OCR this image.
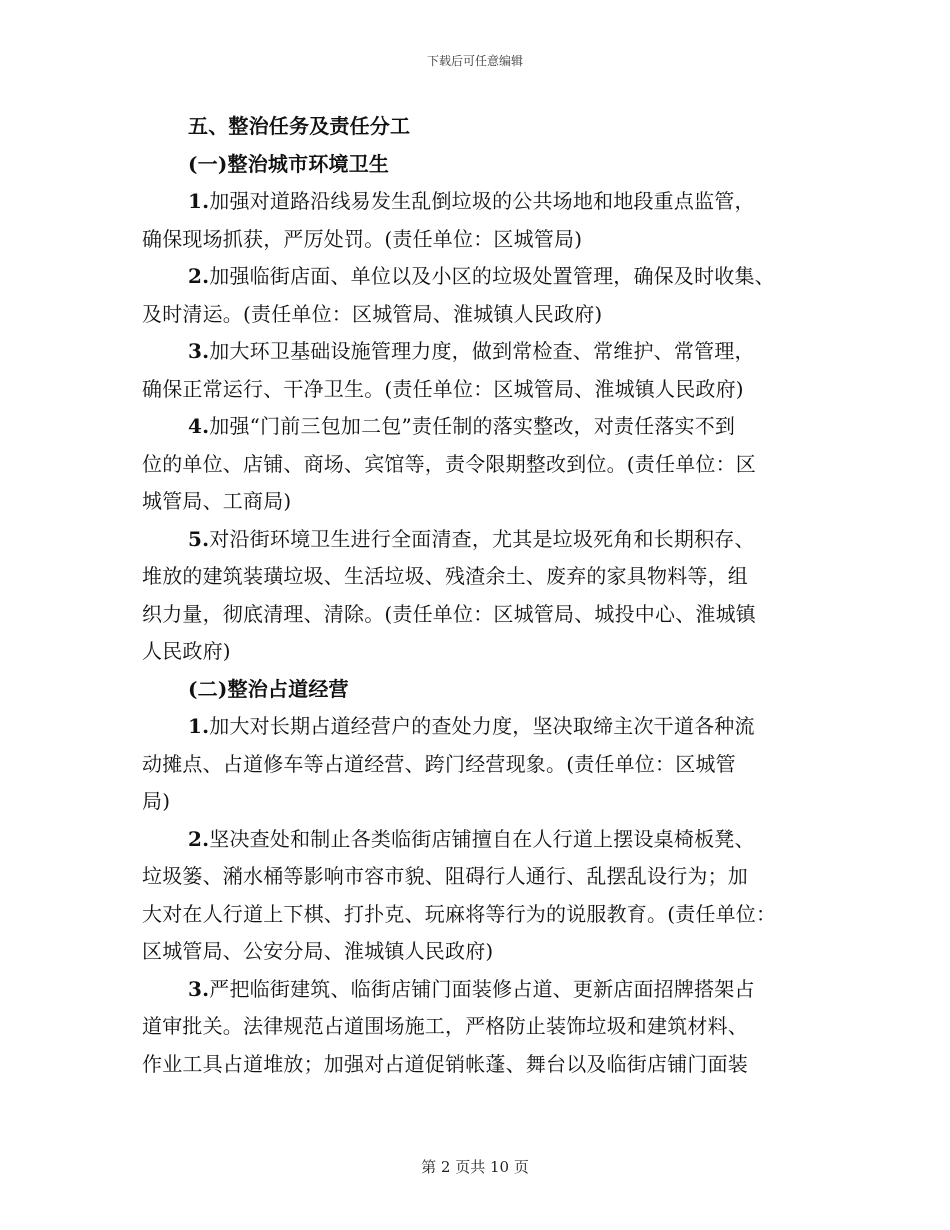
下载后可任意编辑
五、整治任务及责任分工
(一)整治城市环境卫生
1.加强对道路沿线易发生乱倒垃圾的公共场地和地段重点监管，
确保现场抓获，严厉处罚。(责任单位：区城管局)
2.加强临街店面、单位以及小区的垃圾处置管理，确保及时收集、
及时清运。(责任单位：区城管局、淮城镇人民政府)
3.加大环卫基础设施管理力度，做到常检查、常维护、常管理，
确保正常运行、干净卫生。(责任单位：区城管局、淮城镇人民政府)
4.加强“门前三包加二包”责任制的落实整改，对责任落实不到
位的单位、店铺、商场、宾馆等，责令限期整改到位。(责任单位：区
城管局、工商局)
5.对沿街环境卫生进行全面清查，尤其是垃圾死角和长期积存、
堆放的建筑装璜垃圾、生活垃圾、残渣余土、废弃的家具物料等，组
织力量，彻底清理、清除。(责任单位：区城管局、城投中心、淮城镇
人民政府)
(二)整治占道经营
1.加大对长期占道经营户的查处力度，坚决取缔主次干道各种流
动摊点、占道修车等占道经营、跨门经营现象。(责任单位：区城管
局)
2.坚决查处和制止各类临街店铺擅自在人行道上摆设桌椅板凳、
垃圾篓、潲水桶等影响市容市貌、阻碍行人通行、乱摆乱设行为；加
大对在人行道上下棋、打扑克、玩麻将等行为的说服教育。(责任单位：
区城管局、公安分局、淮城镇人民政府)
3.严把临街建筑、临街店铺门面装修占道、更新店面招牌搭架占
道审批关。法律规范占道围场施工，严格防止装饰垃圾和建筑材料、
作业工具占道堆放；加强对占道促销帐蓬、舞台以及临街店铺门面装
第 2 页共 10 页
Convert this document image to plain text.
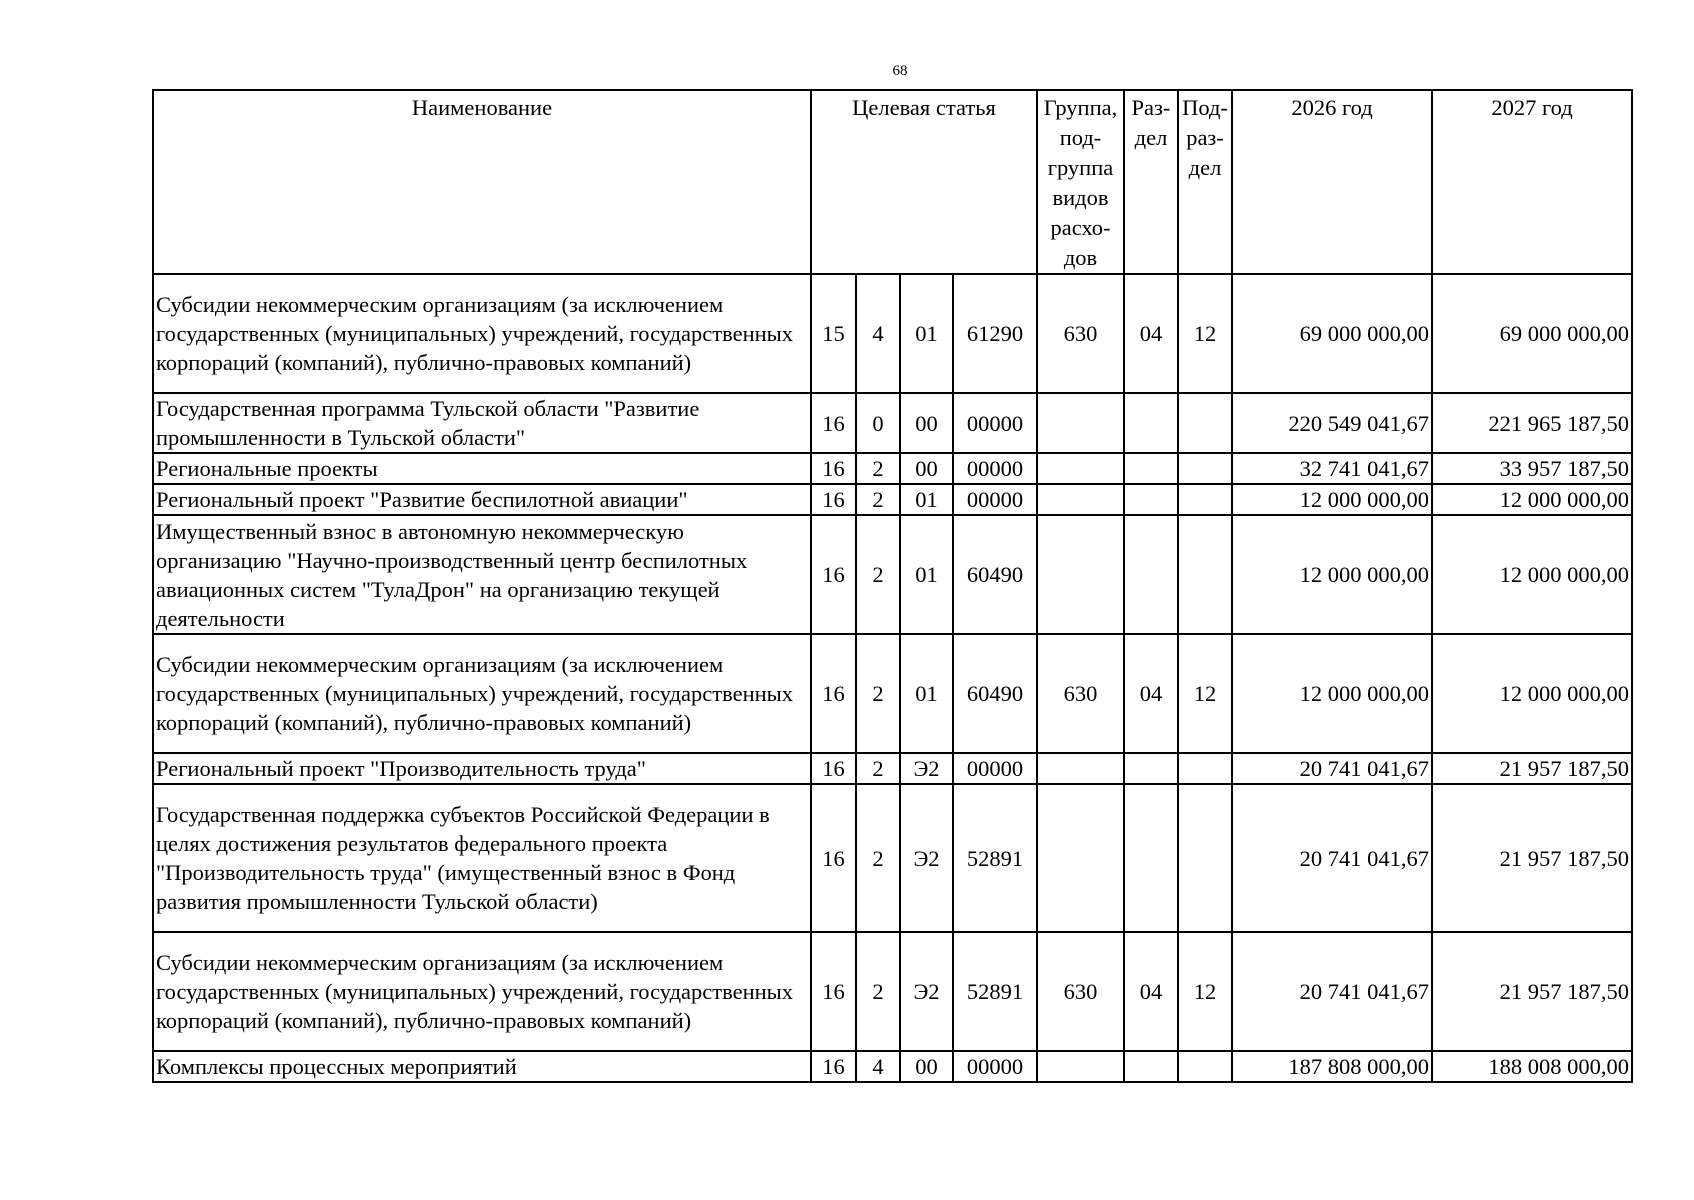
68
Наименование	Целевая статья				Группа, под-группа видов расхо-дов	Раз-дел	Под-раз-дел	2026 год	2027 год
Субсидии некоммерческим организациям (за исключением государственных (муниципальных) учреждений, государственных корпораций (компаний), публично-правовых компаний)	15	4	01	61290	630	04	12	69 000 000,00	69 000 000,00
Государственная программа Тульской области "Развитие промышленности в Тульской области"	16	0	00	00000				220 549 041,67	221 965 187,50
Региональные проекты	16	2	00	00000				32 741 041,67	33 957 187,50
Региональный проект "Развитие беспилотной авиации"	16	2	01	00000				12 000 000,00	12 000 000,00
Имущественный взнос в автономную некоммерческую организацию "Научно-производственный центр беспилотных авиационных систем "ТулаДрон" на организацию текущей деятельности	16	2	01	60490				12 000 000,00	12 000 000,00
Субсидии некоммерческим организациям (за исключением государственных (муниципальных) учреждений, государственных корпораций (компаний), публично-правовых компаний)	16	2	01	60490	630	04	12	12 000 000,00	12 000 000,00
Региональный проект "Производительность труда"	16	2	Э2	00000				20 741 041,67	21 957 187,50
Государственная поддержка субъектов Российской Федерации в целях достижения результатов федерального проекта "Производительность труда" (имущественный взнос в Фонд развития промышленности Тульской области)	16	2	Э2	52891				20 741 041,67	21 957 187,50
Субсидии некоммерческим организациям (за исключением государственных (муниципальных) учреждений, государственных корпораций (компаний), публично-правовых компаний)	16	2	Э2	52891	630	04	12	20 741 041,67	21 957 187,50
Комплексы процессных мероприятий	16	4	00	00000				187 808 000,00	188 008 000,00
..............................
SET PROBLEM:
Pick out each line containing "this" and report it.

SOLUTION:
OCR this image.
Convert this document image to plain text.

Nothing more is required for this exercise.